GIVEN TASK ::
Reproduce each line that includes the word "Übung".

━━━ INPUT ━━━

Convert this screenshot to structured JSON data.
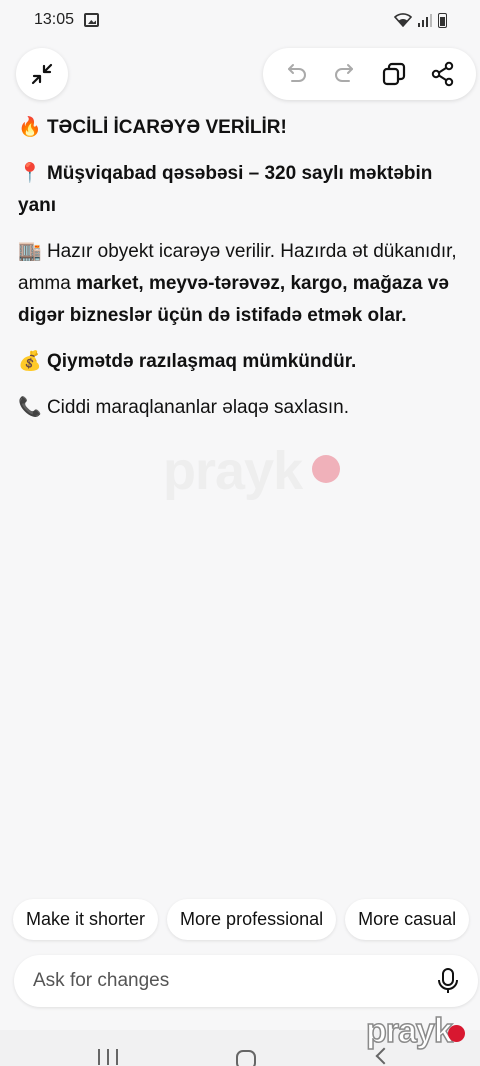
{
  "status_bar": {
    "time": "13:05",
    "icons": [
      "image-icon",
      "wifi-icon",
      "signal-icon",
      "battery-icon"
    ]
  },
  "toolbar": {
    "collapse_icon": "collapse-icon",
    "actions": [
      "undo-icon",
      "redo-icon",
      "copy-icon",
      "share-icon"
    ]
  },
  "content": {
    "p1_emoji": "🔥",
    "p1_text": "TƏCİLİ İCARƏYƏ VERİLİR!",
    "p2_emoji": "📍",
    "p2_text": "Müşviqabad qəsəbəsi – 320 saylı məktəbin yanı",
    "p3_emoji": "🏬",
    "p3_text_regular": "Hazır obyekt icarəyə verilir. Hazırda ət dükanıdır, amma ",
    "p3_text_bold": "market, meyvə-tərəvəz, kargo, mağaza və digər bizneslər üçün də istifadə etmək olar.",
    "p4_emoji": "💰",
    "p4_text": "Qiymətdə razılaşmaq mümkündür.",
    "p5_emoji": "📞",
    "p5_text": "Ciddi maraqlananlar əlaqə saxlasın."
  },
  "suggestions": [
    {
      "label": "Make it shorter"
    },
    {
      "label": "More professional"
    },
    {
      "label": "More casual"
    }
  ],
  "ask": {
    "placeholder": "Ask for changes",
    "mic_icon": "mic-icon"
  },
  "watermark": {
    "text": "prayk"
  },
  "colors": {
    "background": "#f7f7f8",
    "chip": "#ffffff",
    "watermark_dot": "#d81830"
  }
}
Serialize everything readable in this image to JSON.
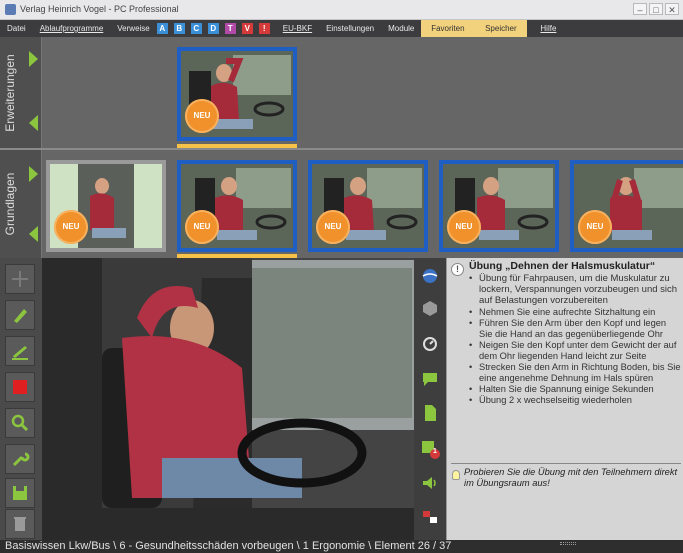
{
  "window": {
    "title": "Verlag Heinrich Vogel - PC Professional",
    "controls": [
      "–",
      "□",
      "✕"
    ]
  },
  "menu": {
    "datei": "Datei",
    "ablaufprogramme": "Ablaufprogramme",
    "verweise": "Verweise",
    "letters": [
      {
        "label": "A",
        "color": "#3a8fd6"
      },
      {
        "label": "B",
        "color": "#3a8fd6"
      },
      {
        "label": "C",
        "color": "#3a8fd6"
      },
      {
        "label": "D",
        "color": "#3a8fd6"
      },
      {
        "label": "T",
        "color": "#b04aa6"
      },
      {
        "label": "V",
        "color": "#d43a3a"
      },
      {
        "label": "!",
        "color": "#d43a3a"
      }
    ],
    "eu_bkf": "EU-BKF",
    "einstellungen": "Einstellungen",
    "module": "Module",
    "favoriten": "Favoriten",
    "speicher": "Speicher",
    "hilfe": "Hilfe"
  },
  "rows": {
    "erweiterungen": "Erweiterungen",
    "grundlagen": "Grundlagen"
  },
  "badge": "NEU",
  "exercise": {
    "title": "Übung „Dehnen der Halsmuskulatur“",
    "intro": "Übung für Fahrpausen, um die Muskulatur zu lockern, Verspannungen vorzubeugen und sich auf Belastungen vorzubereiten",
    "steps": [
      "Nehmen Sie eine aufrechte Sitzhaltung ein",
      "Führen Sie den Arm über den Kopf und legen Sie die Hand an das gegenüberliegende Ohr",
      "Neigen Sie den Kopf unter dem Gewicht der auf dem Ohr liegenden Hand leicht zur Seite",
      "Strecken Sie den Arm in Richtung Boden, bis Sie eine angenehme Dehnung im Hals spüren",
      "Halten Sie die Spannung einige Sekunden",
      "Übung 2 x wechselseitig wiederholen"
    ],
    "tip": "Probieren Sie die Übung mit den Teilnehmern direkt im Übungsraum aus!",
    "info_glyph": "!"
  },
  "notification_count": "1",
  "statusbar": "Basiswissen Lkw/Bus \\ 6 - Gesundheitsschäden vorbeugen \\ 1 Ergonomie  \\ Element 26 / 37",
  "colors": {
    "accent_green": "#8cc63f",
    "thumb_border": "#1f5fc4",
    "selection": "#f6c247",
    "badge": "#f0912b"
  }
}
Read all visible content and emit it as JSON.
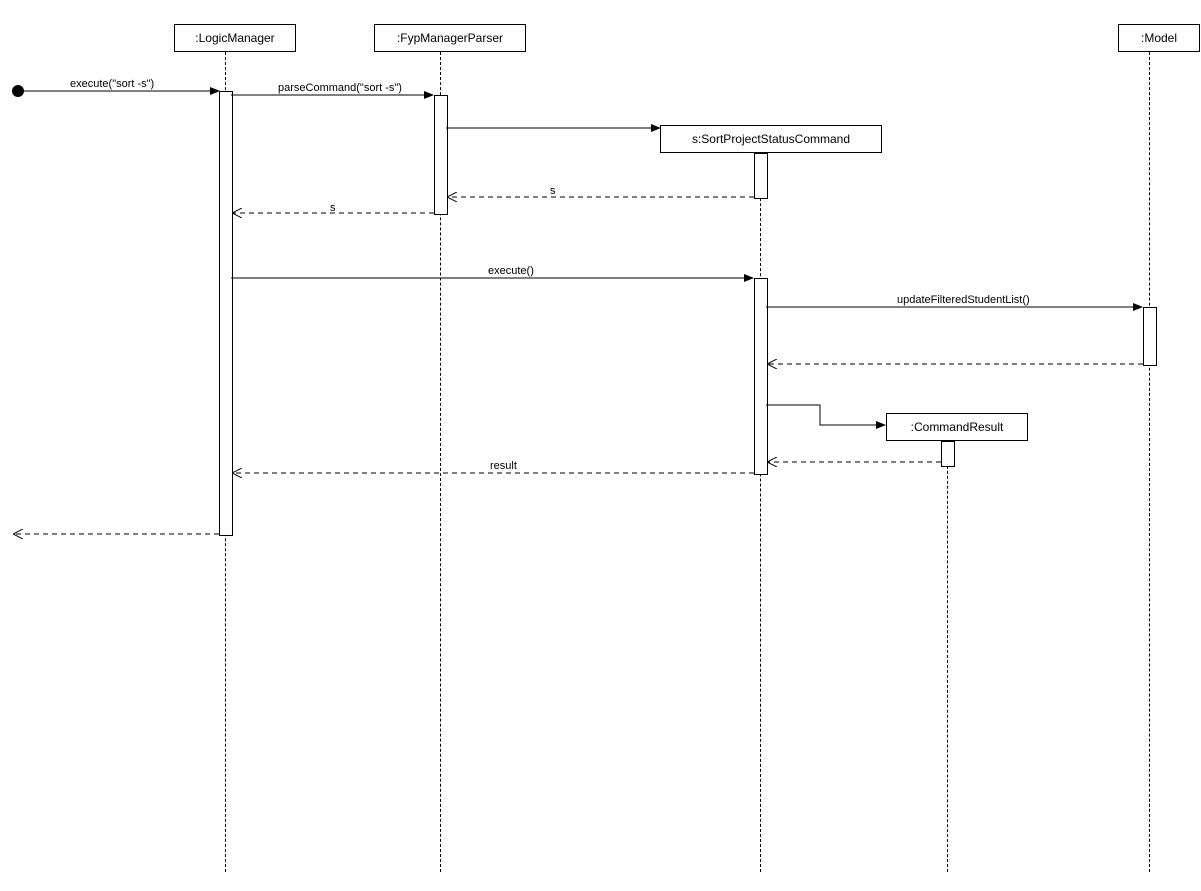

━━━

ANSWER TO THIS TASK ::
    "title": "Übung „Dehnen der Halsmuskulatur“",
    "intro": "Übung für Fahrpausen, um die Muskulatur zu lockern, Verspannungen vorzubeugen und sich auf Belastungen vorzubereiten",
      "Übung 2 x wechselseitig wiederholen"
    "tip": "Probieren Sie die Übung mit den Teilnehmern direkt im Übungsraum aus!",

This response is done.